§ Do this:
How many lines in the records below contain the word "Fenway"? Give only the number.

— Start Extracted information —

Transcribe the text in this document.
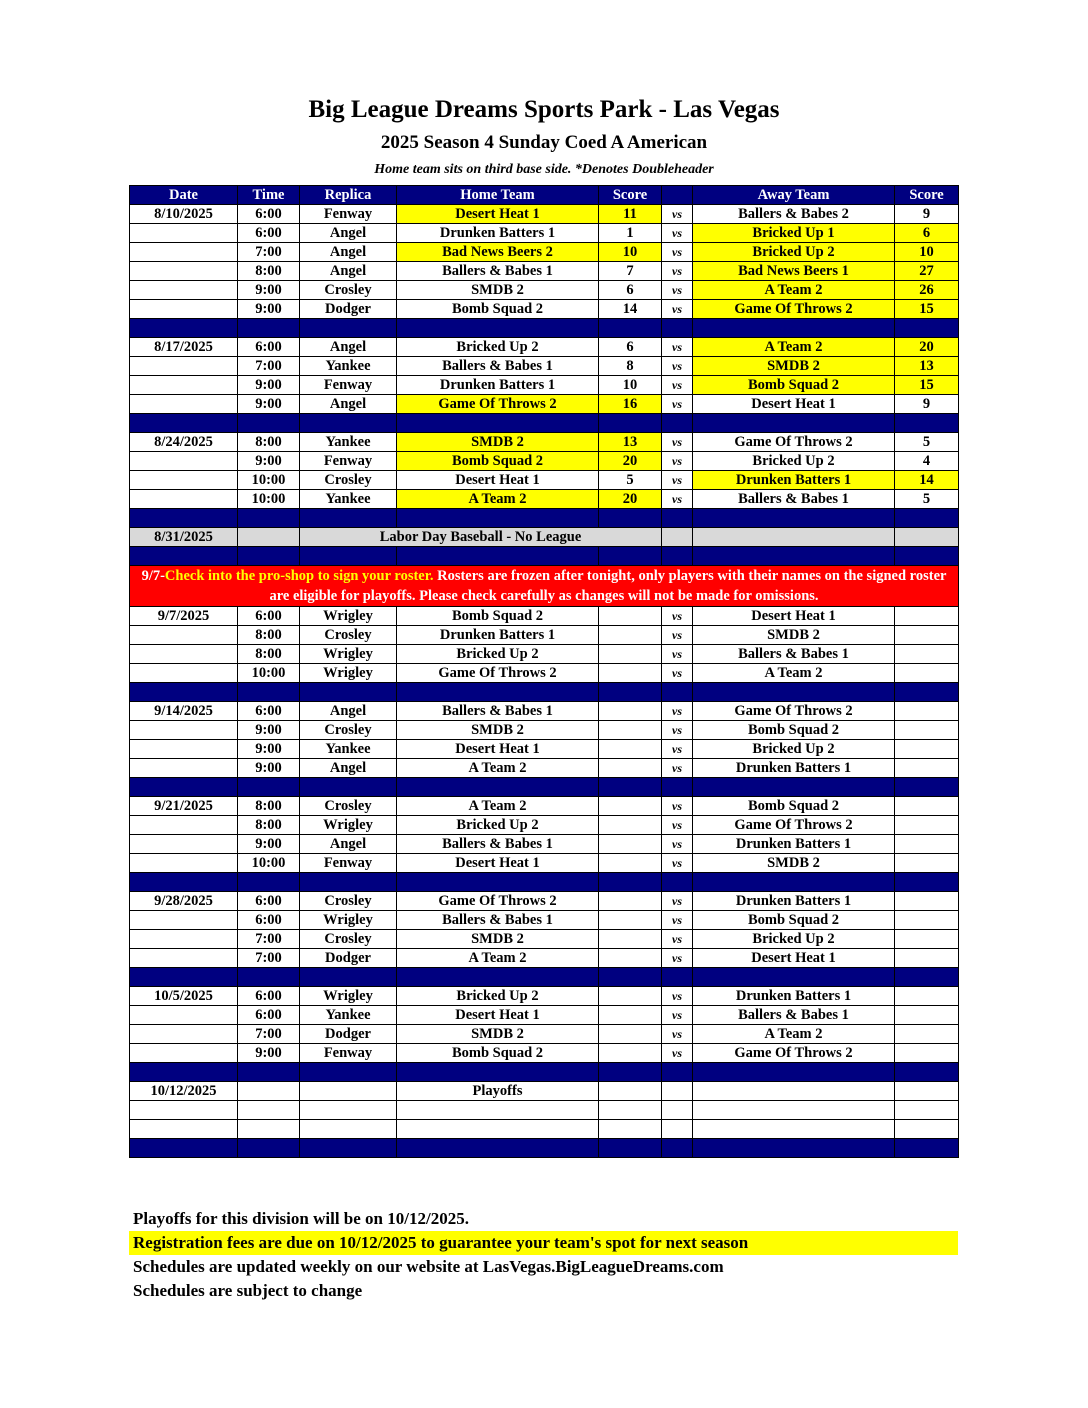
Big League Dreams Sports Park - Las Vegas
2025 Season 4 Sunday Coed A American
Home team sits on third base side. *Denotes Doubleheader
Date	Time	Replica	Home Team	Score		Away Team	Score
8/10/2025	6:00	Fenway	Desert Heat 1	11	vs	Ballers & Babes 2	9
	6:00	Angel	Drunken Batters 1	1	vs	Bricked Up 1	6
	7:00	Angel	Bad News Beers 2	10	vs	Bricked Up 2	10
	8:00	Angel	Ballers & Babes 1	7	vs	Bad News Beers 1	27
	9:00	Crosley	SMDB 2	6	vs	A Team 2	26
	9:00	Dodger	Bomb Squad 2	14	vs	Game Of Throws 2	15

8/17/2025	6:00	Angel	Bricked Up 2	6	vs	A Team 2	20
	7:00	Yankee	Ballers & Babes 1	8	vs	SMDB 2	13
	9:00	Fenway	Drunken Batters 1	10	vs	Bomb Squad 2	15
	9:00	Angel	Game Of Throws 2	16	vs	Desert Heat 1	9

8/24/2025	8:00	Yankee	SMDB 2	13	vs	Game Of Throws 2	5
	9:00	Fenway	Bomb Squad 2	20	vs	Bricked Up 2	4
	10:00	Crosley	Desert Heat 1	5	vs	Drunken Batters 1	14
	10:00	Yankee	A Team 2	20	vs	Ballers & Babes 1	5

8/31/2025		Labor Day Baseball - No League					

9/7-Check into the pro-shop to sign your roster. Rosters are frozen after tonight, only players with their names on the signed roster are eligible for playoffs. Please check carefully as changes will not be made for omissions.							
9/7/2025	6:00	Wrigley	Bomb Squad 2		vs	Desert Heat 1	
	8:00	Crosley	Drunken Batters 1		vs	SMDB 2	
	8:00	Wrigley	Bricked Up 2		vs	Ballers & Babes 1	
	10:00	Wrigley	Game Of Throws 2		vs	A Team 2	

9/14/2025	6:00	Angel	Ballers & Babes 1		vs	Game Of Throws 2	
	9:00	Crosley	SMDB 2		vs	Bomb Squad 2	
	9:00	Yankee	Desert Heat 1		vs	Bricked Up 2	
	9:00	Angel	A Team 2		vs	Drunken Batters 1	

9/21/2025	8:00	Crosley	A Team 2		vs	Bomb Squad 2	
	8:00	Wrigley	Bricked Up 2		vs	Game Of Throws 2	
	9:00	Angel	Ballers & Babes 1		vs	Drunken Batters 1	
	10:00	Fenway	Desert Heat 1		vs	SMDB 2	

9/28/2025	6:00	Crosley	Game Of Throws 2		vs	Drunken Batters 1	
	6:00	Wrigley	Ballers & Babes 1		vs	Bomb Squad 2	
	7:00	Crosley	SMDB 2		vs	Bricked Up 2	
	7:00	Dodger	A Team 2		vs	Desert Heat 1	

10/5/2025	6:00	Wrigley	Bricked Up 2		vs	Drunken Batters 1	
	6:00	Yankee	Desert Heat 1		vs	Ballers & Babes 1	
	7:00	Dodger	SMDB 2		vs	A Team 2	
	9:00	Fenway	Bomb Squad 2		vs	Game Of Throws 2	

10/12/2025			Playoffs				

Playoffs for this division will be on 10/12/2025.
Registration fees are due on 10/12/2025 to guarantee your team's spot for next season
Schedules are updated weekly on our website at LasVegas.BigLeagueDreams.com
Schedules are subject to change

— End Extracted information —

§ Result:
5